Task instructions:
Search the data for the string "JSON" and gather each line it is in.

-- -- --

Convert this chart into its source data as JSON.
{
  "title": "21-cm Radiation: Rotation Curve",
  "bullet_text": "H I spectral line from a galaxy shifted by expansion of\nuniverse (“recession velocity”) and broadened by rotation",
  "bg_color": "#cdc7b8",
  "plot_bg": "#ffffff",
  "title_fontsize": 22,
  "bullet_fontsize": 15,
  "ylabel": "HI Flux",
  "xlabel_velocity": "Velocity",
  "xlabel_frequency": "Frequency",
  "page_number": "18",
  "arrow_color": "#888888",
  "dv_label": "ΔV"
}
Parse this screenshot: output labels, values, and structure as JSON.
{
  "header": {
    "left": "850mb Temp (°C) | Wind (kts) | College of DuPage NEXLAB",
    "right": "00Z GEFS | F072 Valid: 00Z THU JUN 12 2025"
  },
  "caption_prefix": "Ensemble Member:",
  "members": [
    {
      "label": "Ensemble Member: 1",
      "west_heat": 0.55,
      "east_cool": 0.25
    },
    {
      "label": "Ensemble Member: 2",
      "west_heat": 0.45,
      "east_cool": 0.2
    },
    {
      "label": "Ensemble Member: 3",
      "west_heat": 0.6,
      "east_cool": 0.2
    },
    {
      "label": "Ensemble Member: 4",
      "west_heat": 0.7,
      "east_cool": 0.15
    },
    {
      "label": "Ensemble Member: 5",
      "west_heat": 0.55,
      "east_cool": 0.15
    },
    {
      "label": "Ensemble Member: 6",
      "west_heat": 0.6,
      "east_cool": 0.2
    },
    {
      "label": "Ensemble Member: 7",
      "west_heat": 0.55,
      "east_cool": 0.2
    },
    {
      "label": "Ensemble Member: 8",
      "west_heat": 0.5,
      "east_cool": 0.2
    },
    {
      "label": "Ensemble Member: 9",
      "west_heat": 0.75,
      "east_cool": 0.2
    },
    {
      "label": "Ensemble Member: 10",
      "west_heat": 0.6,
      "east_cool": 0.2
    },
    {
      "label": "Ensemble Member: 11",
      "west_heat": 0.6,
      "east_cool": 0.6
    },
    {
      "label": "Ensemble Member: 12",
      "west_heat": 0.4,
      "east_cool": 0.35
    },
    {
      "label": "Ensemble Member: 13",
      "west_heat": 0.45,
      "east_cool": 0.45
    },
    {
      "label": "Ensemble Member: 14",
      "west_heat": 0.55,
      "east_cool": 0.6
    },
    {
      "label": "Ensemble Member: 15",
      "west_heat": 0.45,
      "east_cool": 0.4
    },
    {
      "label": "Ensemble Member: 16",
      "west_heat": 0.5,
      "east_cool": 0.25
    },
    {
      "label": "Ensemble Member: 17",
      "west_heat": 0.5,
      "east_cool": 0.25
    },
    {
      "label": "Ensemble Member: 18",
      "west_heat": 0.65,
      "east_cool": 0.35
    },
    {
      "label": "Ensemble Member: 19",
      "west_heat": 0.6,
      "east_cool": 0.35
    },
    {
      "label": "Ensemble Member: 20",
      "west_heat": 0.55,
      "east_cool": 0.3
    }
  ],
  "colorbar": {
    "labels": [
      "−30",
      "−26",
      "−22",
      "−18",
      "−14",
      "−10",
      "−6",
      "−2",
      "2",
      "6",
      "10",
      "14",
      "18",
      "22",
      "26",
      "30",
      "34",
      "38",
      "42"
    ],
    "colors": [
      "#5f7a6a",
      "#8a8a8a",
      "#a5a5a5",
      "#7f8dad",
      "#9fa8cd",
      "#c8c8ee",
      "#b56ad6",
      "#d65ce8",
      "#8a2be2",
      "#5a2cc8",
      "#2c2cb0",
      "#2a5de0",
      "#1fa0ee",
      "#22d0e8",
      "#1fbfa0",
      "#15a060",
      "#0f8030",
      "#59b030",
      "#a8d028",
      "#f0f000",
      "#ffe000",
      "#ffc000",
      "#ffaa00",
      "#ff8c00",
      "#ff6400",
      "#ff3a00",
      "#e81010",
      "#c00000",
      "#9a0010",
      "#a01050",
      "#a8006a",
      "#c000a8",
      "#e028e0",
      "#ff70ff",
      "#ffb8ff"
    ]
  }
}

-- -- --

The reply:
Convert this chart into its source data as JSON.
Parse this screenshot: output labels, values, and structure as JSON.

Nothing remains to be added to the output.